[Element region listings]
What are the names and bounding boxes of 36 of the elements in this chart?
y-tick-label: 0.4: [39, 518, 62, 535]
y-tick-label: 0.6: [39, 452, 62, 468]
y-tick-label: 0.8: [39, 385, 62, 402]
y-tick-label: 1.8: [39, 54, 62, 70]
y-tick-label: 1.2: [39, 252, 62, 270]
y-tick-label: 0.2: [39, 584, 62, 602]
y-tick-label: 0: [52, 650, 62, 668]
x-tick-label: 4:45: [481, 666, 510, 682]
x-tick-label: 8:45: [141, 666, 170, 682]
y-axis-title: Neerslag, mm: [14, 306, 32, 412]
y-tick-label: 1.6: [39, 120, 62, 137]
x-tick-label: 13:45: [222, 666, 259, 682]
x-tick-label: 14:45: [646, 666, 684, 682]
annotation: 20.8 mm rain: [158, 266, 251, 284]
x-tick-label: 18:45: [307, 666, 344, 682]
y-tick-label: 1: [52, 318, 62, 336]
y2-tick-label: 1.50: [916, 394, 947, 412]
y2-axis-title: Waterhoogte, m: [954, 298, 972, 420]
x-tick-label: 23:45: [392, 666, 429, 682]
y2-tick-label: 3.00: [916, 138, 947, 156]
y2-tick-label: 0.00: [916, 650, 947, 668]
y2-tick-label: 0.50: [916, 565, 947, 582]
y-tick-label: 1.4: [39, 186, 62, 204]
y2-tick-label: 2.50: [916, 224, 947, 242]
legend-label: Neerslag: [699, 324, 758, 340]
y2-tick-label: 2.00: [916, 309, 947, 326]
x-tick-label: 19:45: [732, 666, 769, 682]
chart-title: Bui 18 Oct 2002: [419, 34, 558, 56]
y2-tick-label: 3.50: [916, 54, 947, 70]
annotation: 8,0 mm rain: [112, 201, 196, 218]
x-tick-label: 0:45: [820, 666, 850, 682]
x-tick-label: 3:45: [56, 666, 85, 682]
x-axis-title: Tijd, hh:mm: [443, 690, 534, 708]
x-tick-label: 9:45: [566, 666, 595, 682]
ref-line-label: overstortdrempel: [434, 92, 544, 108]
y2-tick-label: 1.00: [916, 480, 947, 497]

Exercise directions
Copy the records from the start through the line containing "x-tick-label: 0:45: [820, 666, 850, 682]", including both the first and that final line, with no changes.

Task answer
What are the names and bounding boxes of 36 of the elements in this chart?
y-tick-label: 0.4: [39, 518, 62, 535]
y-tick-label: 0.6: [39, 452, 62, 468]
y-tick-label: 0.8: [39, 385, 62, 402]
y-tick-label: 1.8: [39, 54, 62, 70]
y-tick-label: 1.2: [39, 252, 62, 270]
y-tick-label: 0.2: [39, 584, 62, 602]
y-tick-label: 0: [52, 650, 62, 668]
x-tick-label: 4:45: [481, 666, 510, 682]
x-tick-label: 8:45: [141, 666, 170, 682]
y-axis-title: Neerslag, mm: [14, 306, 32, 412]
y-tick-label: 1.6: [39, 120, 62, 137]
x-tick-label: 13:45: [222, 666, 259, 682]
x-tick-label: 14:45: [646, 666, 684, 682]
annotation: 20.8 mm rain: [158, 266, 251, 284]
x-tick-label: 18:45: [307, 666, 344, 682]
y-tick-label: 1: [52, 318, 62, 336]
y2-tick-label: 1.50: [916, 394, 947, 412]
y2-axis-title: Waterhoogte, m: [954, 298, 972, 420]
x-tick-label: 23:45: [392, 666, 429, 682]
y2-tick-label: 3.00: [916, 138, 947, 156]
y2-tick-label: 0.00: [916, 650, 947, 668]
y2-tick-label: 0.50: [916, 565, 947, 582]
y-tick-label: 1.4: [39, 186, 62, 204]
y2-tick-label: 2.50: [916, 224, 947, 242]
legend-label: Neerslag: [699, 324, 758, 340]
y2-tick-label: 2.00: [916, 309, 947, 326]
x-tick-label: 19:45: [732, 666, 769, 682]
chart-title: Bui 18 Oct 2002: [419, 34, 558, 56]
y2-tick-label: 3.50: [916, 54, 947, 70]
annotation: 8,0 mm rain: [112, 201, 196, 218]
x-tick-label: 0:45: [820, 666, 850, 682]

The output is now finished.